- _PROBLEM DESCRIPTION_
Would you write out the listing verbatim and skip every picture in it?

════════════════════

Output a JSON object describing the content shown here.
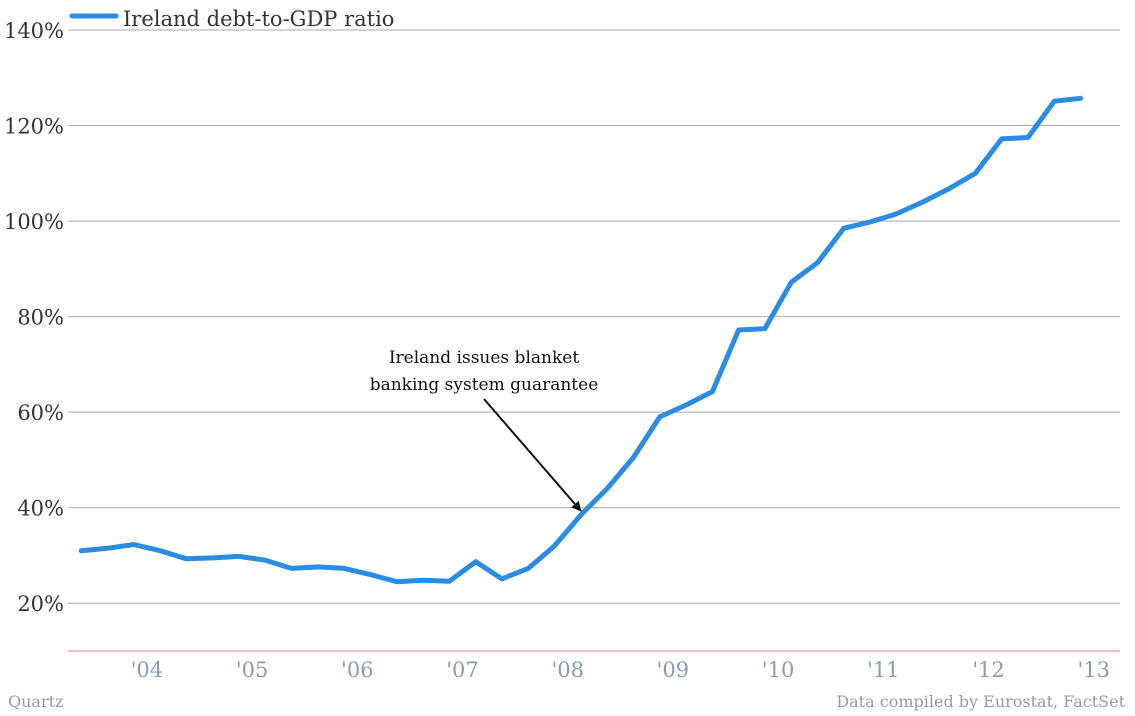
{
  "colors": {
    "line": "#2a8ce2",
    "baseline": "#e070c8",
    "grid": "#a8a8a8"
  },
  "chart_data": {
    "type": "line",
    "title": "",
    "xlabel": "",
    "ylabel": "",
    "ylim": [
      10,
      140
    ],
    "xlim": [
      2003.25,
      2013.25
    ],
    "grid": "horizontal",
    "legend": "top-left",
    "y_ticks": [
      {
        "value": 20,
        "label": "20%"
      },
      {
        "value": 40,
        "label": "40%"
      },
      {
        "value": 60,
        "label": "60%"
      },
      {
        "value": 80,
        "label": "80%"
      },
      {
        "value": 100,
        "label": "100%"
      },
      {
        "value": 120,
        "label": "120%"
      },
      {
        "value": 140,
        "label": "140%"
      }
    ],
    "x_ticks": [
      {
        "value": 2004,
        "label": "'04"
      },
      {
        "value": 2005,
        "label": "'05"
      },
      {
        "value": 2006,
        "label": "'06"
      },
      {
        "value": 2007,
        "label": "'07"
      },
      {
        "value": 2008,
        "label": "'08"
      },
      {
        "value": 2009,
        "label": "'09"
      },
      {
        "value": 2010,
        "label": "'10"
      },
      {
        "value": 2011,
        "label": "'11"
      },
      {
        "value": 2012,
        "label": "'12"
      },
      {
        "value": 2013,
        "label": "'13"
      }
    ],
    "series": [
      {
        "name": "Ireland debt-to-GDP ratio",
        "points": [
          [
            2003.375,
            31.0
          ],
          [
            2003.625,
            31.5
          ],
          [
            2003.875,
            32.3
          ],
          [
            2004.125,
            31.0
          ],
          [
            2004.375,
            29.3
          ],
          [
            2004.625,
            29.5
          ],
          [
            2004.875,
            29.8
          ],
          [
            2005.125,
            29.0
          ],
          [
            2005.375,
            27.3
          ],
          [
            2005.625,
            27.6
          ],
          [
            2005.875,
            27.3
          ],
          [
            2006.125,
            26.0
          ],
          [
            2006.375,
            24.5
          ],
          [
            2006.625,
            24.8
          ],
          [
            2006.875,
            24.6
          ],
          [
            2007.125,
            28.7
          ],
          [
            2007.375,
            25.1
          ],
          [
            2007.625,
            27.3
          ],
          [
            2007.875,
            32.0
          ],
          [
            2008.125,
            38.5
          ],
          [
            2008.375,
            44.0
          ],
          [
            2008.625,
            50.5
          ],
          [
            2008.875,
            59.0
          ],
          [
            2009.125,
            61.5
          ],
          [
            2009.375,
            64.3
          ],
          [
            2009.625,
            77.2
          ],
          [
            2009.875,
            77.5
          ],
          [
            2010.125,
            87.2
          ],
          [
            2010.375,
            91.3
          ],
          [
            2010.625,
            98.5
          ],
          [
            2010.875,
            99.8
          ],
          [
            2011.125,
            101.5
          ],
          [
            2011.375,
            104.0
          ],
          [
            2011.625,
            106.8
          ],
          [
            2011.875,
            110.0
          ],
          [
            2012.125,
            117.2
          ],
          [
            2012.375,
            117.5
          ],
          [
            2012.625,
            125.1
          ],
          [
            2012.875,
            125.7
          ]
        ]
      }
    ],
    "annotations": [
      {
        "lines": [
          "Ireland issues blanket",
          "banking system guarantee"
        ],
        "arrow_to": [
          2008.125,
          38.5
        ]
      }
    ]
  },
  "footer": {
    "left": "Quartz",
    "right": "Data compiled by Eurostat, FactSet"
  }
}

════════════════════

- _CORRECT RESULT_
Output a JSON object describing the content shown here.
{
  "colors": {
    "line": "#2a8ce2",
    "baseline": "#e070c8",
    "grid": "#a8a8a8"
  },
  "chart_data": {
    "type": "line",
    "title": "",
    "xlabel": "",
    "ylabel": "",
    "ylim": [
      10,
      140
    ],
    "xlim": [
      2003.25,
      2013.25
    ],
    "grid": "horizontal",
    "legend": "top-left",
    "y_ticks": [
      {
        "value": 20,
        "label": "20%"
      },
      {
        "value": 40,
        "label": "40%"
      },
      {
        "value": 60,
        "label": "60%"
      },
      {
        "value": 80,
        "label": "80%"
      },
      {
        "value": 100,
        "label": "100%"
      },
      {
        "value": 120,
        "label": "120%"
      },
      {
        "value": 140,
        "label": "140%"
      }
    ],
    "x_ticks": [
      {
        "value": 2004,
        "label": "'04"
      },
      {
        "value": 2005,
        "label": "'05"
      },
      {
        "value": 2006,
        "label": "'06"
      },
      {
        "value": 2007,
        "label": "'07"
      },
      {
        "value": 2008,
        "label": "'08"
      },
      {
        "value": 2009,
        "label": "'09"
      },
      {
        "value": 2010,
        "label": "'10"
      },
      {
        "value": 2011,
        "label": "'11"
      },
      {
        "value": 2012,
        "label": "'12"
      },
      {
        "value": 2013,
        "label": "'13"
      }
    ],
    "series": [
      {
        "name": "Ireland debt-to-GDP ratio",
        "points": [
          [
            2003.375,
            31.0
          ],
          [
            2003.625,
            31.5
          ],
          [
            2003.875,
            32.3
          ],
          [
            2004.125,
            31.0
          ],
          [
            2004.375,
            29.3
          ],
          [
            2004.625,
            29.5
          ],
          [
            2004.875,
            29.8
          ],
          [
            2005.125,
            29.0
          ],
          [
            2005.375,
            27.3
          ],
          [
            2005.625,
            27.6
          ],
          [
            2005.875,
            27.3
          ],
          [
            2006.125,
            26.0
          ],
          [
            2006.375,
            24.5
          ],
          [
            2006.625,
            24.8
          ],
          [
            2006.875,
            24.6
          ],
          [
            2007.125,
            28.7
          ],
          [
            2007.375,
            25.1
          ],
          [
            2007.625,
            27.3
          ],
          [
            2007.875,
            32.0
          ],
          [
            2008.125,
            38.5
          ],
          [
            2008.375,
            44.0
          ],
          [
            2008.625,
            50.5
          ],
          [
            2008.875,
            59.0
          ],
          [
            2009.125,
            61.5
          ],
          [
            2009.375,
            64.3
          ],
          [
            2009.625,
            77.2
          ],
          [
            2009.875,
            77.5
          ],
          [
            2010.125,
            87.2
          ],
          [
            2010.375,
            91.3
          ],
          [
            2010.625,
            98.5
          ],
          [
            2010.875,
            99.8
          ],
          [
            2011.125,
            101.5
          ],
          [
            2011.375,
            104.0
          ],
          [
            2011.625,
            106.8
          ],
          [
            2011.875,
            110.0
          ],
          [
            2012.125,
            117.2
          ],
          [
            2012.375,
            117.5
          ],
          [
            2012.625,
            125.1
          ],
          [
            2012.875,
            125.7
          ]
        ]
      }
    ],
    "annotations": [
      {
        "lines": [
          "Ireland issues blanket",
          "banking system guarantee"
        ],
        "arrow_to": [
          2008.125,
          38.5
        ]
      }
    ]
  },
  "footer": {
    "left": "Quartz",
    "right": "Data compiled by Eurostat, FactSet"
  }
}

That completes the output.